::: Page extract

Common symptom of acute and chronic infections.

dyspnea

Common symptom of acute pulmonary histoplasmosis, because of airway or vascular compression.

dry or nonproductive cough

Dry cough seen in 70% of acute symptomatic patients.[9]

pleuritic chest pain

Common symptom of acute pulmonary histoplasmosis, seen in 85% to 100% of cases.[1]

anorexia

Common symptom of acute pulmonary histoplasmosis, seen in 85% to 100% of cases.[1]

uncommon

productive cough

Patients with chronic cavitary disease typically present with a productive cough.

Other diagnostic factors

common

abdominal pain

Common symptom of acute pulmonary histoplasmosis.

fatigue

Common symptom of acute pulmonary histoplasmosis.

malaise

Common symptom of acute pulmonary histoplasmosis.

arthralgias

Common symptom of acute pulmonary histoplasmosis.

uncommon

weight loss

Common in chronic or disseminated histoplasmosis. Seen in 26% to 50% of patients.[44]

hepatosplenomegaly

Manifestation of disseminated histoplasmosis; often seen in children.[44][45]

scattered crackles on chest auscultation

May be found in some patients with mild disease.

bronchial breathing on chest auscultation

May be found in some patients with mild disease.

distant breath sounds on chest auscultation

May be heard during auscultation over a lung cavity in patients with more severe respiratory involvement.

::::::

= Work to complete =
• 1. According to the histoplasmosis symptom list, what share of acute symptomatic patients have a dry cough?
• 2. Pick up the histoplasmosis symptom list after its final entry and continue it in the same format.

::: Record set

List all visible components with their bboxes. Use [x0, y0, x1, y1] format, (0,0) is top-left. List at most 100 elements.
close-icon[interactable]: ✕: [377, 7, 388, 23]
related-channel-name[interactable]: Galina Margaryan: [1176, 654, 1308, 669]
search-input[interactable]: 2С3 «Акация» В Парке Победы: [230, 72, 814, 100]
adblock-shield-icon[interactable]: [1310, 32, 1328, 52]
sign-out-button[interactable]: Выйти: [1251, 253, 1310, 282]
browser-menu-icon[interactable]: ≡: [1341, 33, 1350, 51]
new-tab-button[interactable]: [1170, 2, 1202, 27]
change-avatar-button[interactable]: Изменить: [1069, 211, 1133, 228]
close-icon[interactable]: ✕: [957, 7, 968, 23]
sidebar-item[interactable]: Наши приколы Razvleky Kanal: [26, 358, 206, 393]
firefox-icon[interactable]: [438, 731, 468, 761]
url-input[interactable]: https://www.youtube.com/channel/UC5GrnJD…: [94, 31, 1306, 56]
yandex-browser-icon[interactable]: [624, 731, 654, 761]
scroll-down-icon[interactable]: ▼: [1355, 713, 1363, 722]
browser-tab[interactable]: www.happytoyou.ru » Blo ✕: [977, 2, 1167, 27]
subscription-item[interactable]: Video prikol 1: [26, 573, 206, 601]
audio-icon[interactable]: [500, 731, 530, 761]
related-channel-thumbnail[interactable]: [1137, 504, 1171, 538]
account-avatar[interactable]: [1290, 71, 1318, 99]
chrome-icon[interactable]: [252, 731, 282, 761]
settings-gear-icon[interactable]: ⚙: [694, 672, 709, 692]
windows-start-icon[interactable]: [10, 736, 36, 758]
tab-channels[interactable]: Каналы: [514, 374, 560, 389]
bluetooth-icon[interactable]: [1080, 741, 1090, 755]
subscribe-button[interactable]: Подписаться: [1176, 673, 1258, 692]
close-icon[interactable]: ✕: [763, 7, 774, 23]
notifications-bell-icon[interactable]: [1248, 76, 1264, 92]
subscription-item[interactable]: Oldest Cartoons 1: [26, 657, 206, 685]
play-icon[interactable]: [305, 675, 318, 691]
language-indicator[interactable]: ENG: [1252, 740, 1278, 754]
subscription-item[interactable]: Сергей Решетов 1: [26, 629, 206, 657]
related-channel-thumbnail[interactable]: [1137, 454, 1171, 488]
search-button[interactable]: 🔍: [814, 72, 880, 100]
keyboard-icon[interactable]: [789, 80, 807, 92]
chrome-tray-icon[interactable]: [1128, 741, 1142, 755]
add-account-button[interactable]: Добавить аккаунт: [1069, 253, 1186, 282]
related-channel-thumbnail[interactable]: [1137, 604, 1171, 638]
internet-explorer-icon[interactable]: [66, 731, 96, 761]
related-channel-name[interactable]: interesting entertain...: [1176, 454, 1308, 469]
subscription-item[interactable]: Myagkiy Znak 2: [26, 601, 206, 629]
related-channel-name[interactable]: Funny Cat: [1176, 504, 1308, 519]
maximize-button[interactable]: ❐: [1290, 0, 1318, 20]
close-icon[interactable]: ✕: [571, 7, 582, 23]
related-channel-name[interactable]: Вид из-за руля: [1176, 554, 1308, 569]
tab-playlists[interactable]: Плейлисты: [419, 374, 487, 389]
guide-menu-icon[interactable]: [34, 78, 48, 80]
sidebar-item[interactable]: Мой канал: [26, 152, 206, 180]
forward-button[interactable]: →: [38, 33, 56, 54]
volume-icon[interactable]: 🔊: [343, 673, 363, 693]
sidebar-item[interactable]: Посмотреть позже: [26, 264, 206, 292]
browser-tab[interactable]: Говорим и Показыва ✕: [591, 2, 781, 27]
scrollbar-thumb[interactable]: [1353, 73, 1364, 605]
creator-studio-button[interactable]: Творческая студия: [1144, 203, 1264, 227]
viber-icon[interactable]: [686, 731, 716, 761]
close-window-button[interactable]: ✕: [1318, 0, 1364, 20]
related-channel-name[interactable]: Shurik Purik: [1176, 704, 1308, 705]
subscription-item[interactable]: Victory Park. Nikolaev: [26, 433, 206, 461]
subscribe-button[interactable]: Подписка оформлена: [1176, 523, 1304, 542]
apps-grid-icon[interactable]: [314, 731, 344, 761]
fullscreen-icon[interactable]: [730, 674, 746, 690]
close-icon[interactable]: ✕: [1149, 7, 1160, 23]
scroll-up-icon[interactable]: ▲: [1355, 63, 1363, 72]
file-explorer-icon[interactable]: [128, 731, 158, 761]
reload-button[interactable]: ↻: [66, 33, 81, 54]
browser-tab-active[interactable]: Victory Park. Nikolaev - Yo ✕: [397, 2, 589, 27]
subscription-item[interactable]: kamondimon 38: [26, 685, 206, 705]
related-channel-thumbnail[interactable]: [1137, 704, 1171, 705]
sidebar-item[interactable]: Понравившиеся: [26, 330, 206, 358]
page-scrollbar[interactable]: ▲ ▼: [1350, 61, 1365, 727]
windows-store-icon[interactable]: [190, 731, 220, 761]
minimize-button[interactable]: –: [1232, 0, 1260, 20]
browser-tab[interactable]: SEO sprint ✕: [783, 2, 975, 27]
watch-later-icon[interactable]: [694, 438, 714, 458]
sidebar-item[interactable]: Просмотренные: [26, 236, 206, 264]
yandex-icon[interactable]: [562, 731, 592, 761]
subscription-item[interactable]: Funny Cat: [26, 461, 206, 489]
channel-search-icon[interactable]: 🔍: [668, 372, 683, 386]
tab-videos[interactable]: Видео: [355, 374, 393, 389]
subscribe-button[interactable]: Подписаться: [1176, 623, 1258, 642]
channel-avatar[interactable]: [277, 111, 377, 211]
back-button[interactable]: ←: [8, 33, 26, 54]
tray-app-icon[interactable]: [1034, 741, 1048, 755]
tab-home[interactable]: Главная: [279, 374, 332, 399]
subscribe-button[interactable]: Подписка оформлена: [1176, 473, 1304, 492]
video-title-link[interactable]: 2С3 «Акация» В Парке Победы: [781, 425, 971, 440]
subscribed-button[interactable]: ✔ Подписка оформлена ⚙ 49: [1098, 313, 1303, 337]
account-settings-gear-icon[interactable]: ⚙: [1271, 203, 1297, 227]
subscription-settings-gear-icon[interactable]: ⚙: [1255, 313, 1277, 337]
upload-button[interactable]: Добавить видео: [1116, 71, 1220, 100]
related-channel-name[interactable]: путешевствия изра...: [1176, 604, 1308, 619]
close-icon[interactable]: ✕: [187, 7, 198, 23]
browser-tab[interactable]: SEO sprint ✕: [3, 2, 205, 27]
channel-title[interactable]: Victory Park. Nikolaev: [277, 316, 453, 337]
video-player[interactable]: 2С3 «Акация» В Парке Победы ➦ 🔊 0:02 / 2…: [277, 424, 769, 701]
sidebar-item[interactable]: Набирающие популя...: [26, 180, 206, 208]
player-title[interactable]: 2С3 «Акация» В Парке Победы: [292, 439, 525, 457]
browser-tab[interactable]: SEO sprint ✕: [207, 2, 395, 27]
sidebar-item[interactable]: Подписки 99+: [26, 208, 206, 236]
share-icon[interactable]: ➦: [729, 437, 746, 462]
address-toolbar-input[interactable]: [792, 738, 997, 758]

::::::

= Task answers =
• 1. 70%

• 2.
hemoptysis

Associated with chronic pulmonary histoplasmosis.

meningitis-like symptoms

Associated with central nervous system-disseminated histoplasmosis.

skin lesions

Can be seen in disseminated histoplasmosis.

gastrointestinal symptoms

Can be seen in disseminated histoplasmosis.

sepsis-like syndrome

Can be seen in disseminated histoplasmosis.

Risk factors

strong

exposure to fungus

The fungus grows in soil and material contaminated with bat or bird droppings. Infection results from inhalation of spores that are disseminated into the atmosphere when soil and/or organic material containing the spores are disturbed. Patients who inhale a large inoculum are more likely to develop severe acute pulmonary histoplasmosis, while a low inoculum exposure is more likely to result in asymptomatic or mildly symptomatic infection.

Histoplasma capsulatum is endemic to the Ohio, Mississippi, and Missouri River valleys in the US, and to Central and South America.[3][16] Activities associated with the development of histoplasmosis pneumonia include cave exploration, close proximity to chicken roosts, demolition and excavation, and gathering wood.

emphysema

Chronic obstructive lung disease is an independent risk factor for the development of chronic pulmonary histoplasmosis.[1]

HIV infection

Patients infected with HIV with CD4 cell counts <150 cells/mm³ are at high risk for developing disseminated histoplasmosis in conjunction with pulmonary infection.[17]

treatment with tumor necrosis factor (TNF)-alpha antagonists

TNF-alpha plays an essential role in host defenses against Histoplasma capsulatum, and treatment with TNF-alpha antagonists such as infliximab and etanercept is associated with an increased risk of disseminated histoplasmosis.[14][18]

treatment with corticosteroids

Corticosteroid therapy affects the host immune response at many levels and is a recognized risk factor for acute pulmonary histoplasmosis and disseminated disease.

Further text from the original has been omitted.